TO DO:
Recast every line of the listing as a Markdown table with the columns "Number" and "Listing line", one row per line, leaving out any blank lines.

ENTRIES SHOWN:

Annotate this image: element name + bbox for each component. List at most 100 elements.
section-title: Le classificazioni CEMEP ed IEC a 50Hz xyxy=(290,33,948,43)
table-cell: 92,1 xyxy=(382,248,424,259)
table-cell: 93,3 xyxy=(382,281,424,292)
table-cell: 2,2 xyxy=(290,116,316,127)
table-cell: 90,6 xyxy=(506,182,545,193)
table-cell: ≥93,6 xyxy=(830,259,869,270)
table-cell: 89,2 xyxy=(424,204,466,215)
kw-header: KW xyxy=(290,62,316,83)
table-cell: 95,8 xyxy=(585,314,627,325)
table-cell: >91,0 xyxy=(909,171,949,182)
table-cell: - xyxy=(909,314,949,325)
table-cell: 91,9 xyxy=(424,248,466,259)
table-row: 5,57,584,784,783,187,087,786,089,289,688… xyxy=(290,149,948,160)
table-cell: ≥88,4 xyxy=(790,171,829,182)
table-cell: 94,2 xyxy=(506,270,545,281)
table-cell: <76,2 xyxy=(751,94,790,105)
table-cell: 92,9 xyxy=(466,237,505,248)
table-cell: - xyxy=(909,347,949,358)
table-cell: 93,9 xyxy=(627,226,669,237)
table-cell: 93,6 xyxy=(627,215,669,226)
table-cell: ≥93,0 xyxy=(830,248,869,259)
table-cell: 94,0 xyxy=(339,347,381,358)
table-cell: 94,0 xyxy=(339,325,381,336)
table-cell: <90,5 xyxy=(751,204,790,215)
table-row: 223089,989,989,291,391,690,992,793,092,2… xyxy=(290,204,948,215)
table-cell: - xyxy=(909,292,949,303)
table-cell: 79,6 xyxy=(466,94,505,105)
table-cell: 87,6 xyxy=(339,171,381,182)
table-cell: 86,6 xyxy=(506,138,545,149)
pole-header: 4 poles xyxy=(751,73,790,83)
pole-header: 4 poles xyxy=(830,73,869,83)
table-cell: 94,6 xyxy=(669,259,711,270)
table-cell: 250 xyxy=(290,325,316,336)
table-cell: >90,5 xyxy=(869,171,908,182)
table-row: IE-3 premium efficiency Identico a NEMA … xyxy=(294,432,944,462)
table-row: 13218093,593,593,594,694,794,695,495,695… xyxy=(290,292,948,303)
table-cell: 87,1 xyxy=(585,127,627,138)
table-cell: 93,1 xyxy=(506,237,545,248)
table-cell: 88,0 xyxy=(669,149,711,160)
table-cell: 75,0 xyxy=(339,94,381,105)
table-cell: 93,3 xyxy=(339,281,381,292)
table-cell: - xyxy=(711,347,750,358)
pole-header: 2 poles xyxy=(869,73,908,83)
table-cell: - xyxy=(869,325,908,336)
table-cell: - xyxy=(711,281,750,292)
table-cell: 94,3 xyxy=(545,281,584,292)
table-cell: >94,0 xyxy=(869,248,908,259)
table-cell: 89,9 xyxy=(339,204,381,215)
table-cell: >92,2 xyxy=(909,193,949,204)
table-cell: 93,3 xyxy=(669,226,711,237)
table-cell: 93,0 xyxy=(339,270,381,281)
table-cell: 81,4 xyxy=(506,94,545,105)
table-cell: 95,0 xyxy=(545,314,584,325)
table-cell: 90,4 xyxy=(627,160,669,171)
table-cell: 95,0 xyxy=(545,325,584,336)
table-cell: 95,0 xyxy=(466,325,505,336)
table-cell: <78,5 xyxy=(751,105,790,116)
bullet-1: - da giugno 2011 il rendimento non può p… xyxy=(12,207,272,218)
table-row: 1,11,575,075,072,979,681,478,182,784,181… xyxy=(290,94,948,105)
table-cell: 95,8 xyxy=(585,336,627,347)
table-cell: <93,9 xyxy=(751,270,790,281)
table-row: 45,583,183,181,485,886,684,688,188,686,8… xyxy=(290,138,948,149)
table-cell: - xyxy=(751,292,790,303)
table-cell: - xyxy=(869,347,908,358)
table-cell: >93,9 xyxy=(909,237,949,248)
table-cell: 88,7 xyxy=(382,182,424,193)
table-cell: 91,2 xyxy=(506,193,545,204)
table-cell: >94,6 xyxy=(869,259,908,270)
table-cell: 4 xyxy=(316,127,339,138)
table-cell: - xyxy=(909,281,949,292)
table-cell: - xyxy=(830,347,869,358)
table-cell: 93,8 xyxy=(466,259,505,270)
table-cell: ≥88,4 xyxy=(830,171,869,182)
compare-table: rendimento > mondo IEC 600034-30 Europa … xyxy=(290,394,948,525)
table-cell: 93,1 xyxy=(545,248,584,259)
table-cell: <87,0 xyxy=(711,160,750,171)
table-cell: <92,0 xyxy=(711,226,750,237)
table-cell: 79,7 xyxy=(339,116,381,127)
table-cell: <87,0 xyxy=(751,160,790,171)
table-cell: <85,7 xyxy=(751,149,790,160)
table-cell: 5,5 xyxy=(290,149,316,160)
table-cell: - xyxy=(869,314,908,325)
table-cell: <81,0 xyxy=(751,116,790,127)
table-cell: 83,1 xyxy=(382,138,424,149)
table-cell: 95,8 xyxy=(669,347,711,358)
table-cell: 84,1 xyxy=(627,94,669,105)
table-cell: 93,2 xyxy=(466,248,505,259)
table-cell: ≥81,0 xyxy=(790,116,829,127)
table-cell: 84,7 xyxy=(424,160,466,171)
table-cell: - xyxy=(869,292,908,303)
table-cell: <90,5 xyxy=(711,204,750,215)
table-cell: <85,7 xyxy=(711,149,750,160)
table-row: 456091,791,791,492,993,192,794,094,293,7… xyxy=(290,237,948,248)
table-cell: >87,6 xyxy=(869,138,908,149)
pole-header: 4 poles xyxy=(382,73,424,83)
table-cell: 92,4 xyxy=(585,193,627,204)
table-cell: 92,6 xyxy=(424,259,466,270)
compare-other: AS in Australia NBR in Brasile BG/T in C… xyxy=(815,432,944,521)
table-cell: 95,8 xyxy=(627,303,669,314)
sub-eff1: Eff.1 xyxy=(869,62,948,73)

FINISHED EXERCISE:
| Number | Listing line |
|---|---|
| 1 | Annotate this image: element name + bbox for each component. List at most 100 elements. |
| 2 | section-title: Le classificazioni CEMEP ed IEC a 50Hz xyxy=(290,33,948,43) |
| 3 | table-cell: 92,1 xyxy=(382,248,424,259) |
| 4 | table-cell: 93,3 xyxy=(382,281,424,292) |
| 5 | table-cell: 2,2 xyxy=(290,116,316,127) |
| 6 | table-cell: 90,6 xyxy=(506,182,545,193) |
| 7 | table-cell: ≥93,6 xyxy=(830,259,869,270) |
| 8 | table-cell: 89,2 xyxy=(424,204,466,215) |
| 9 | kw-header: KW xyxy=(290,62,316,83) |
| 10 | table-cell: 95,8 xyxy=(585,314,627,325) |
| 11 | table-cell: >91,0 xyxy=(909,171,949,182) |
| 12 | table-cell: - xyxy=(909,314,949,325) |
| 13 | table-cell: 91,9 xyxy=(424,248,466,259) |
| 14 | table-row: 5,57,584,784,783,187,087,786,089,289,688… xyxy=(290,149,948,160) |
| 15 | table-cell: ≥88,4 xyxy=(790,171,829,182) |
| 16 | table-cell: 94,2 xyxy=(506,270,545,281) |
| 17 | table-cell: <76,2 xyxy=(751,94,790,105) |
| 18 | table-cell: 92,9 xyxy=(466,237,505,248) |
| 19 | table-cell: - xyxy=(909,347,949,358) |
| 20 | table-cell: 93,9 xyxy=(627,226,669,237) |
| 21 | table-cell: 93,6 xyxy=(627,215,669,226) |
| 22 | table-cell: ≥93,0 xyxy=(830,248,869,259) |
| 23 | table-cell: 94,0 xyxy=(339,347,381,358) |
| 24 | table-cell: 94,0 xyxy=(339,325,381,336) |
| 25 | table-cell: <90,5 xyxy=(751,204,790,215) |
| 26 | table-row: 223089,989,989,291,391,690,992,793,092,2… xyxy=(290,204,948,215) |
| 27 | table-cell: - xyxy=(909,292,949,303) |
| 28 | table-cell: 79,6 xyxy=(466,94,505,105) |
| 29 | table-cell: 87,6 xyxy=(339,171,381,182) |
| 30 | table-cell: 86,6 xyxy=(506,138,545,149) |
| 31 | pole-header: 4 poles xyxy=(751,73,790,83) |
| 32 | pole-header: 4 poles xyxy=(830,73,869,83) |
| 33 | table-cell: 94,6 xyxy=(669,259,711,270) |
| 34 | table-cell: 250 xyxy=(290,325,316,336) |
| 35 | table-cell: >90,5 xyxy=(869,171,908,182) |
| 36 | table-row: IE-3 premium efficiency Identico a NEMA … xyxy=(294,432,944,462) |
| 37 | table-row: 13218093,593,593,594,694,794,695,495,695… xyxy=(290,292,948,303) |
| 38 | table-cell: 87,1 xyxy=(585,127,627,138) |
| 39 | table-cell: 93,1 xyxy=(506,237,545,248) |
| 40 | table-cell: 88,0 xyxy=(669,149,711,160) |
| 41 | table-cell: 75,0 xyxy=(339,94,381,105) |
| 42 | table-cell: 93,3 xyxy=(339,281,381,292) |
| 43 | table-cell: - xyxy=(711,347,750,358) |
| 44 | pole-header: 2 poles xyxy=(869,73,908,83) |
| 45 | table-cell: - xyxy=(869,325,908,336) |
| 46 | table-cell: - xyxy=(711,281,750,292) |
| 47 | table-cell: 94,3 xyxy=(545,281,584,292) |
| 48 | table-cell: >94,0 xyxy=(869,248,908,259) |
| 49 | table-cell: 89,9 xyxy=(339,204,381,215) |
| 50 | table-cell: >92,2 xyxy=(909,193,949,204) |
| 51 | table-cell: 93,3 xyxy=(669,226,711,237) |
| 52 | table-cell: 93,0 xyxy=(339,270,381,281) |
| 53 | table-cell: 81,4 xyxy=(506,94,545,105) |
| 54 | table-cell: 95,0 xyxy=(545,314,584,325) |
| 55 | table-cell: 90,4 xyxy=(627,160,669,171) |
| 56 | table-cell: 95,0 xyxy=(545,325,584,336) |
| 57 | table-cell: 95,0 xyxy=(466,325,505,336) |
| 58 | table-cell: <78,5 xyxy=(751,105,790,116) |
| 59 | bullet-1: - da giugno 2011 il rendimento non può p… xyxy=(12,207,272,218) |
| 60 | table-row: 1,11,575,075,072,979,681,478,182,784,181… xyxy=(290,94,948,105) |
| 61 | table-cell: 95,8 xyxy=(585,336,627,347) |
| 62 | table-cell: <93,9 xyxy=(751,270,790,281) |
| 63 | table-row: 45,583,183,181,485,886,684,688,188,686,8… xyxy=(290,138,948,149) |
| 64 | table-cell: - xyxy=(751,292,790,303) |
| 65 | table-cell: - xyxy=(869,347,908,358) |
| 66 | table-cell: >93,9 xyxy=(909,237,949,248) |
| 67 | table-cell: 88,7 xyxy=(382,182,424,193) |
| 68 | table-cell: 91,2 xyxy=(506,193,545,204) |
| 69 | table-cell: >94,6 xyxy=(869,259,908,270) |
| 70 | table-cell: 4 xyxy=(316,127,339,138) |
| 71 | table-cell: - xyxy=(909,281,949,292) |
| 72 | table-cell: - xyxy=(830,347,869,358) |
| 73 | table-cell: 93,8 xyxy=(466,259,505,270) |
| 74 | table-cell: ≥88,4 xyxy=(830,171,869,182) |
| 75 | compare-table: rendimento > mondo IEC 600034-30 Europa … xyxy=(290,394,948,525) |
| 76 | table-cell: 93,1 xyxy=(545,248,584,259) |
| 77 | table-cell: <87,0 xyxy=(711,160,750,171) |
| 78 | table-cell: <92,0 xyxy=(711,226,750,237) |
| 79 | table-cell: 79,7 xyxy=(339,116,381,127) |
| 80 | table-cell: <87,0 xyxy=(751,160,790,171) |
| 81 | table-cell: <85,7 xyxy=(751,149,790,160) |
| 82 | table-cell: 5,5 xyxy=(290,149,316,160) |
| 83 | table-cell: - xyxy=(869,314,908,325) |
| 84 | table-cell: <81,0 xyxy=(751,116,790,127) |
| 85 | table-cell: 83,1 xyxy=(382,138,424,149) |
| 86 | table-cell: 95,8 xyxy=(669,347,711,358) |
| 87 | table-cell: 84,1 xyxy=(627,94,669,105) |
| 88 | table-cell: 93,2 xyxy=(466,248,505,259) |
| 89 | table-cell: ≥81,0 xyxy=(790,116,829,127) |
| 90 | table-cell: 84,7 xyxy=(424,160,466,171) |
| 91 | table-cell: - xyxy=(869,292,908,303) |
| 92 | table-cell: <90,5 xyxy=(711,204,750,215) |
| 93 | table-cell: <85,7 xyxy=(711,149,750,160) |
| 94 | table-row: 456091,791,791,492,993,192,794,094,293,7… xyxy=(290,237,948,248) |
| 95 | table-cell: >87,6 xyxy=(869,138,908,149) |
| 96 | pole-header: 4 poles xyxy=(382,73,424,83) |
| 97 | table-cell: 92,4 xyxy=(585,193,627,204) |
| 98 | table-cell: 92,6 xyxy=(424,259,466,270) |
| 99 | compare-other: AS in Australia NBR in Brasile BG/T in C… xyxy=(815,432,944,521) |
| 100 | table-cell: 95,8 xyxy=(627,303,669,314) |
| 101 | sub-eff1: Eff.1 xyxy=(869,62,948,73) |